===== Source =====

Singapore Short Selling Rules Published 


On 28 May 2018, the Monetary Authority of Singapore ("MAS") published its Response to Feedback Received on Consultation Paper on Regulations for Short Selling (the "MAS Response"), the Securities and Futures (Short Selling) Regulations 2018 (the "Short Selling Regulations") and the Guidelines on the Regulation of Short Selling dated 28 May 2018 (the "Short Selling Guidelines")


We discuss below the key features of the Short Selling Regulations, as well as important aspects of the Short Selling Guidelines and MAS Response. 


Implementation timeline


The Short Selling Regulations will take effect on 1 October 2018. 

This should come as no surprise because the MAS has already indicated that the various amendments to the Securities and Futures Act, Chapter 289 of Singapore (the "SFA") will come into force in Q3 this year. 

Accordingly, the Securities and Futures (Amendment) Act 2017 (Commencement) Notification 2018 provides that the new Part VIIA (which contains the short selling rules in the new SFA) will also come into operation on 1 October 2018.

=====

_Written instruction 1_.
According to the text on Singapore's short selling rules, on what date will the Short Selling Regulations take effect?
_Written instruction 2_.
Pick up the text on Singapore's short selling rules after its last sentence and keep writing it.
The records that come next have no connection to the short selling rules text.

===== Provided material =====

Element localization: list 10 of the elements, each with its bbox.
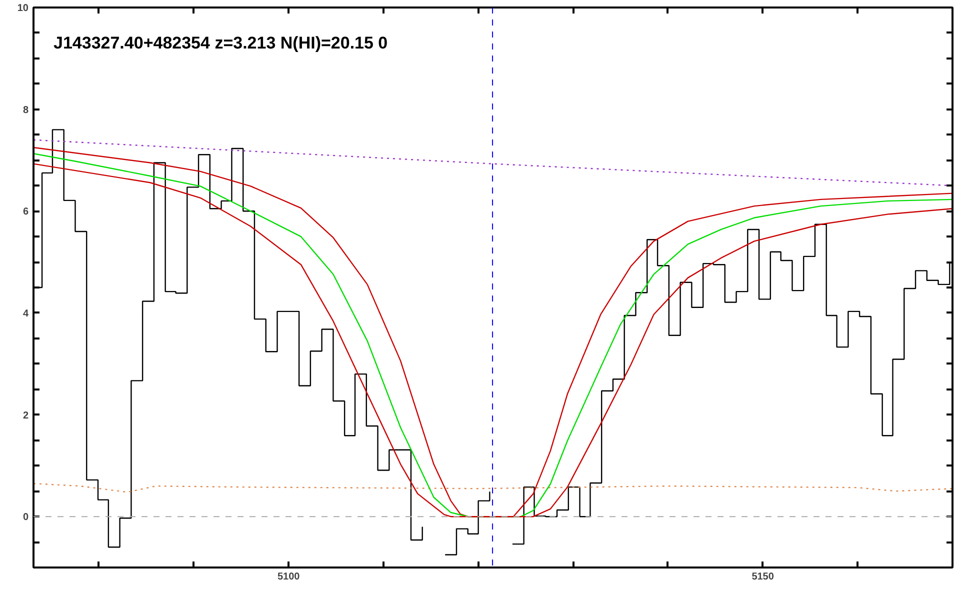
text: J143327.40+482354 z=3.213 N(HI)=20.15 0 (54, 34, 388, 52)
y-tick-label: 0 (22, 512, 29, 524)
y-tick-label: 2 (22, 410, 29, 422)
y-tick-label: 6 (22, 206, 29, 218)
y-tick-label: 8 (22, 104, 29, 116)
y-tick-label: 4 (22, 308, 29, 320)
y-tick-label: 10 (17, 3, 29, 14)
x-tick-label: 5150 (752, 572, 774, 582)
x-tick-label: 5100 (277, 572, 300, 582)
line-series (34, 482, 952, 493)
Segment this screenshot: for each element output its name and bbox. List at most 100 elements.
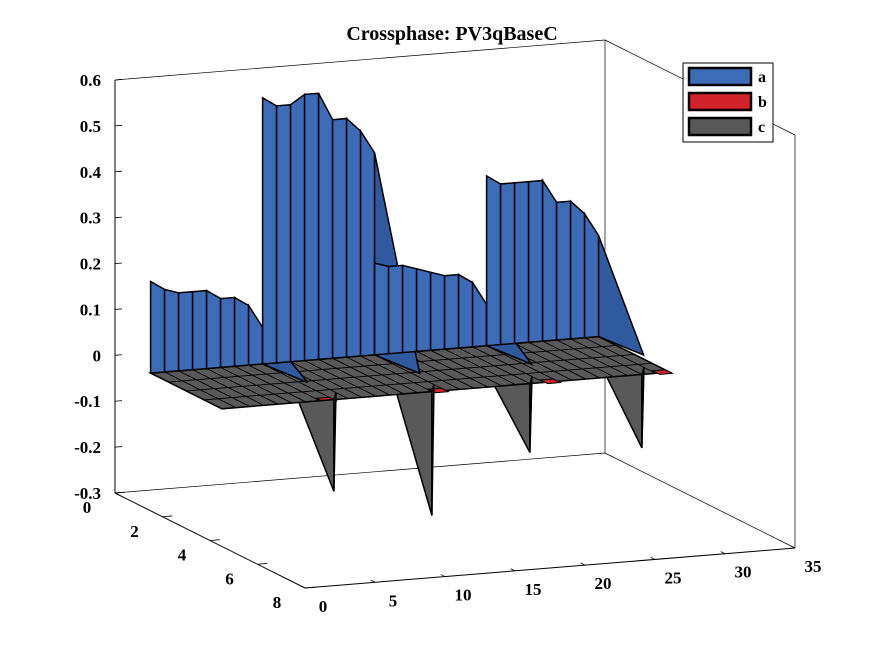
series-a-bar-18 (387, 264, 404, 355)
series-a-bar-17 (373, 262, 390, 356)
series-a-bar-2 (163, 288, 180, 373)
x-tick-1 (370, 579, 376, 583)
z-tick-6 (114, 216, 123, 219)
series-a-bar-12 (303, 92, 320, 362)
axis-ticks: 0 5 10 15 20 25 30 35 0 2 4 6 8 -0.3 -0.2 -0.1 0 0.1 0.2 0.… (74, 71, 821, 616)
x-tick-2 (440, 574, 446, 577)
legend: abc (682, 62, 774, 143)
series-a-bar-1 (149, 280, 166, 374)
series-c-spike-side-0 (333, 392, 337, 492)
series-a-bar-22 (443, 273, 460, 350)
y-tick-label: 2 (130, 522, 139, 541)
series-a-bar-7 (233, 296, 250, 368)
x-tick-7 (790, 545, 796, 549)
series-a-bar-16 (359, 128, 376, 357)
z-tick-label: 0.5 (80, 117, 101, 136)
y-tick-1 (162, 515, 173, 518)
x-tick-label: 35 (805, 557, 822, 576)
series-a-bar-9 (261, 96, 278, 365)
z-tick-label: 0.1 (80, 300, 101, 319)
x-tick-label: 5 (389, 591, 398, 610)
z-tick-label: 0.4 (80, 163, 102, 182)
x-tick-label: 15 (525, 580, 542, 599)
z-tick-3 (114, 354, 123, 356)
series-a-bar-29 (541, 177, 558, 342)
series-a-bar-30 (555, 200, 572, 341)
z-tick-label: -0.2 (74, 438, 101, 457)
x-tick-label: 25 (665, 568, 682, 587)
series-c-spikes (297, 367, 645, 516)
y-tick-label: 4 (178, 546, 187, 565)
z-tick-label: 0.6 (80, 71, 101, 90)
floor-grid-y (186, 353, 635, 392)
floor-grid-y (204, 362, 653, 401)
y-tick-4 (304, 586, 315, 589)
z-tick-8 (114, 124, 123, 127)
z-tick-label: -0.3 (74, 484, 101, 503)
z-tick-4 (114, 308, 123, 310)
x-tick-label: 30 (735, 563, 752, 582)
x-tick-6 (720, 551, 726, 555)
series-a-bar-19 (401, 264, 418, 354)
legend-swatch-c (687, 116, 753, 137)
back-floor-edge-x (114, 452, 606, 494)
y-tick-label: 0 (83, 498, 92, 517)
top-edge-back (114, 39, 606, 81)
z-tick-label: 0.3 (80, 209, 101, 228)
x-axis-line (304, 547, 796, 589)
series-a-bar-24 (471, 280, 488, 348)
series-c-spike-side-3 (641, 367, 645, 448)
x-tick-4 (580, 562, 586, 566)
z-tick-1 (114, 446, 123, 448)
series-a-side-32 (597, 235, 645, 357)
legend-swatch-a (687, 66, 753, 87)
y-tick-label: 6 (225, 569, 234, 588)
z-tick-label: 0.2 (80, 255, 101, 274)
x-tick-5 (650, 556, 656, 560)
legend-label-a: a (758, 69, 766, 86)
series-b-mark (538, 378, 563, 385)
plot-area (147, 92, 675, 516)
z-tick-5 (114, 262, 123, 264)
series-a-bar-10 (275, 103, 292, 364)
z-tick-9 (114, 79, 123, 81)
series-c-spike-side-1 (431, 384, 435, 516)
series-a-bar-14 (331, 117, 348, 360)
z-tick-label: 0 (93, 346, 102, 365)
legend-swatch-b (687, 91, 753, 112)
legend-label-b: b (758, 94, 767, 111)
y-tick-2 (209, 539, 220, 541)
series-a-bar-5 (205, 289, 222, 370)
legend-label-c: c (758, 119, 765, 136)
series-a-bar-25 (485, 174, 502, 347)
series-c-spike-3 (605, 373, 643, 449)
series-a-bar-4 (191, 289, 208, 371)
series-a-bar-26 (499, 181, 516, 346)
series-b-mark (650, 369, 675, 375)
series-c-spike-1 (395, 390, 433, 516)
series-a-bar-15 (345, 116, 362, 358)
z-tick-0 (114, 492, 123, 494)
back-floor-edge-y (604, 452, 796, 549)
x-tick-0 (300, 585, 306, 589)
series-a-bar-21 (429, 271, 446, 352)
series-a-bar-3 (177, 290, 194, 372)
series-c-spike-side-2 (529, 376, 533, 453)
series-c-spike-2 (493, 382, 531, 453)
series-a-bar-31 (569, 199, 586, 340)
series-a-bar-28 (527, 179, 544, 344)
z-tick-label: -0.1 (74, 392, 101, 411)
x-tick-label: 20 (595, 574, 612, 593)
series-a-bar-27 (513, 180, 530, 345)
series-a-bar-20 (415, 267, 432, 353)
x-tick-3 (510, 568, 516, 572)
series-a-bar-13 (317, 92, 334, 361)
series-a-bar-23 (457, 273, 474, 349)
floor-grid-y (168, 345, 617, 383)
series-a (149, 92, 645, 384)
x-tick-label: 0 (319, 597, 328, 616)
chart-title: Crossphase: PV3qBaseC (346, 23, 557, 45)
series-a-bar-11 (289, 92, 306, 363)
series-a-bar-32 (583, 211, 600, 339)
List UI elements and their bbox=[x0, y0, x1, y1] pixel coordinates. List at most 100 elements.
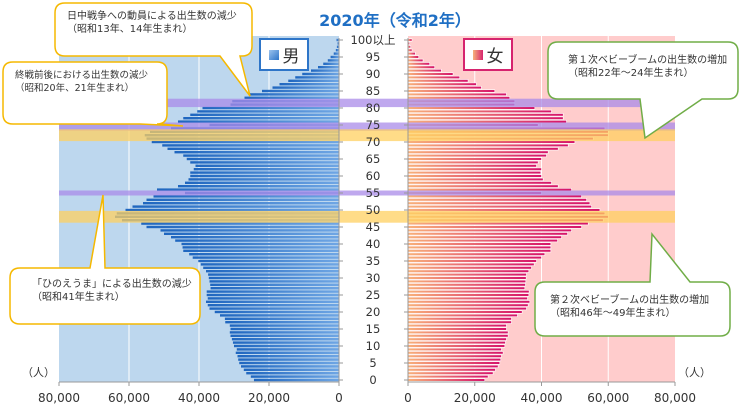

=====

_Final answer 1_.
1 October 2018.

_Final answer 2_.
Disclosure of short sell orders and reporting of short positions


The key obligation in relation to short selling relates to disclosure and reporting.


  • Short sell orders: a person who makes a short sell order on an approved exchange will be required to disclose the short sell order to the approved exchange. If a person owns some but not the full amount of securities to be sold, then it will be required to split the sell order into two, one that is not marked as a short sell order (in relation to the securities it owns) and the other marked as a short sell order (in relation to the balance it does not own).

  • Short position: a person whose short position exceeds the short position threshold will be required to report its short position to the MAS within two business days after the short position day, by lodging a Short Position Reporting Form (the "SPRF") through the Short Position Reporting System (the "SPRS") accessed through the MAS website. 


What products are covered?

The short selling rules apply to specified capital markets products which is defined to mean:


  • shares (both primary and secondary listings and whether ordinary or preference shares);

  • units in a business trust ("BT"); and

  • units in a real estate investment trust ("REIT").


Accordingly, other types of securities, for example, bonds and exchange-traded funds are excluded. In addition, derivatives (e.g. options) over a specified capital markets product are currently excluded from the determination of a short sell order or short position.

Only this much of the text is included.